— START Record list —

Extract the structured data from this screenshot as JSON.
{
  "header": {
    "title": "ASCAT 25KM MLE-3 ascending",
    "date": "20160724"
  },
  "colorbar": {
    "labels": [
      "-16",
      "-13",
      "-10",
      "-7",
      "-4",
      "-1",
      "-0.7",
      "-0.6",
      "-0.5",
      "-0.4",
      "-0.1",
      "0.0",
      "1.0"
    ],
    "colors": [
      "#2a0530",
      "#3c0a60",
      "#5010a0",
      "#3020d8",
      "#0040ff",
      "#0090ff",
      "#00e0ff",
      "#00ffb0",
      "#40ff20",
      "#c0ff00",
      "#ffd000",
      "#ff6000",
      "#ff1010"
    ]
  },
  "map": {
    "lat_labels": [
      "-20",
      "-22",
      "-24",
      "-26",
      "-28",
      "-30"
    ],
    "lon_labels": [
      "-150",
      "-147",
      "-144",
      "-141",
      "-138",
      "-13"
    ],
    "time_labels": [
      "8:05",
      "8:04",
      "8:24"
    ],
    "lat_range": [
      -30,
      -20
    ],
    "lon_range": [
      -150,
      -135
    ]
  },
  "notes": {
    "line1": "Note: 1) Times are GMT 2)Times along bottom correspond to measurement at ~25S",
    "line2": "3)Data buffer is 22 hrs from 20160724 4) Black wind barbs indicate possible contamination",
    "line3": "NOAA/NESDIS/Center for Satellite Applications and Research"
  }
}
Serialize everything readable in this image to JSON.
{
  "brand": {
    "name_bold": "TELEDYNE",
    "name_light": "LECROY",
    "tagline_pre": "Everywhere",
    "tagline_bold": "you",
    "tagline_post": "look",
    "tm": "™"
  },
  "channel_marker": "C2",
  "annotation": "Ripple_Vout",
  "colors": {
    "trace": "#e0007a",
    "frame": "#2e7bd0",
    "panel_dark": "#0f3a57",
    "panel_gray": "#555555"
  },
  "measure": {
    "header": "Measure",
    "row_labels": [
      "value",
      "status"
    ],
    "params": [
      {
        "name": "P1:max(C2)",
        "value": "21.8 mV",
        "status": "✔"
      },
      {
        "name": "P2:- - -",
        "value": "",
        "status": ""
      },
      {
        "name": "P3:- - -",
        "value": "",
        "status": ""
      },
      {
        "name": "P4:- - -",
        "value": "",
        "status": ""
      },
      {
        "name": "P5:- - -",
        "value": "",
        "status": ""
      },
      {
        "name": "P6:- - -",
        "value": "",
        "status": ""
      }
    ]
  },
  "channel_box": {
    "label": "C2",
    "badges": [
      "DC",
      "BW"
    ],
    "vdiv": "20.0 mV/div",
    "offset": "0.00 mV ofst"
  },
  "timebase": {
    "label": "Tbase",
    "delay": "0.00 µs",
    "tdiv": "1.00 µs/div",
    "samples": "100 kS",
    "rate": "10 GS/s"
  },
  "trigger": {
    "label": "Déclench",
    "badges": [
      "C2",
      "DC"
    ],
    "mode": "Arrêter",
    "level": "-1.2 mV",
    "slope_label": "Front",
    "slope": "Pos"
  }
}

— END Record list —

Your task is to retype all of the records exactly.

Extract the structured data from this screenshot as JSON.
{
  "header": {
    "title": "ASCAT 25KM MLE-3 ascending",
    "date": "20160724"
  },
  "colorbar": {
    "labels": [
      "-16",
      "-13",
      "-10",
      "-7",
      "-4",
      "-1",
      "-0.7",
      "-0.6",
      "-0.5",
      "-0.4",
      "-0.1",
      "0.0",
      "1.0"
    ],
    "colors": [
      "#2a0530",
      "#3c0a60",
      "#5010a0",
      "#3020d8",
      "#0040ff",
      "#0090ff",
      "#00e0ff",
      "#00ffb0",
      "#40ff20",
      "#c0ff00",
      "#ffd000",
      "#ff6000",
      "#ff1010"
    ]
  },
  "map": {
    "lat_labels": [
      "-20",
      "-22",
      "-24",
      "-26",
      "-28",
      "-30"
    ],
    "lon_labels": [
      "-150",
      "-147",
      "-144",
      "-141",
      "-138",
      "-13"
    ],
    "time_labels": [
      "8:05",
      "8:04",
      "8:24"
    ],
    "lat_range": [
      -30,
      -20
    ],
    "lon_range": [
      -150,
      -135
    ]
  },
  "notes": {
    "line1": "Note: 1) Times are GMT 2)Times along bottom correspond to measurement at ~25S",
    "line2": "3)Data buffer is 22 hrs from 20160724 4) Black wind barbs indicate possible contamination",
    "line3": "NOAA/NESDIS/Center for Satellite Applications and Research"
  }
}
Serialize everything readable in this image to JSON.
{
  "brand": {
    "name_bold": "TELEDYNE",
    "name_light": "LECROY",
    "tagline_pre": "Everywhere",
    "tagline_bold": "you",
    "tagline_post": "look",
    "tm": "™"
  },
  "channel_marker": "C2",
  "annotation": "Ripple_Vout",
  "colors": {
    "trace": "#e0007a",
    "frame": "#2e7bd0",
    "panel_dark": "#0f3a57",
    "panel_gray": "#555555"
  },
  "measure": {
    "header": "Measure",
    "row_labels": [
      "value",
      "status"
    ],
    "params": [
      {
        "name": "P1:max(C2)",
        "value": "21.8 mV",
        "status": "✔"
      },
      {
        "name": "P2:- - -",
        "value": "",
        "status": ""
      },
      {
        "name": "P3:- - -",
        "value": "",
        "status": ""
      },
      {
        "name": "P4:- - -",
        "value": "",
        "status": ""
      },
      {
        "name": "P5:- - -",
        "value": "",
        "status": ""
      },
      {
        "name": "P6:- - -",
        "value": "",
        "status": ""
      }
    ]
  },
  "channel_box": {
    "label": "C2",
    "badges": [
      "DC",
      "BW"
    ],
    "vdiv": "20.0 mV/div",
    "offset": "0.00 mV ofst"
  },
  "timebase": {
    "label": "Tbase",
    "delay": "0.00 µs",
    "tdiv": "1.00 µs/div",
    "samples": "100 kS",
    "rate": "10 GS/s"
  },
  "trigger": {
    "label": "Déclench",
    "badges": [
      "C2",
      "DC"
    ],
    "mode": "Arrêter",
    "level": "-1.2 mV",
    "slope_label": "Front",
    "slope": "Pos"
  }
}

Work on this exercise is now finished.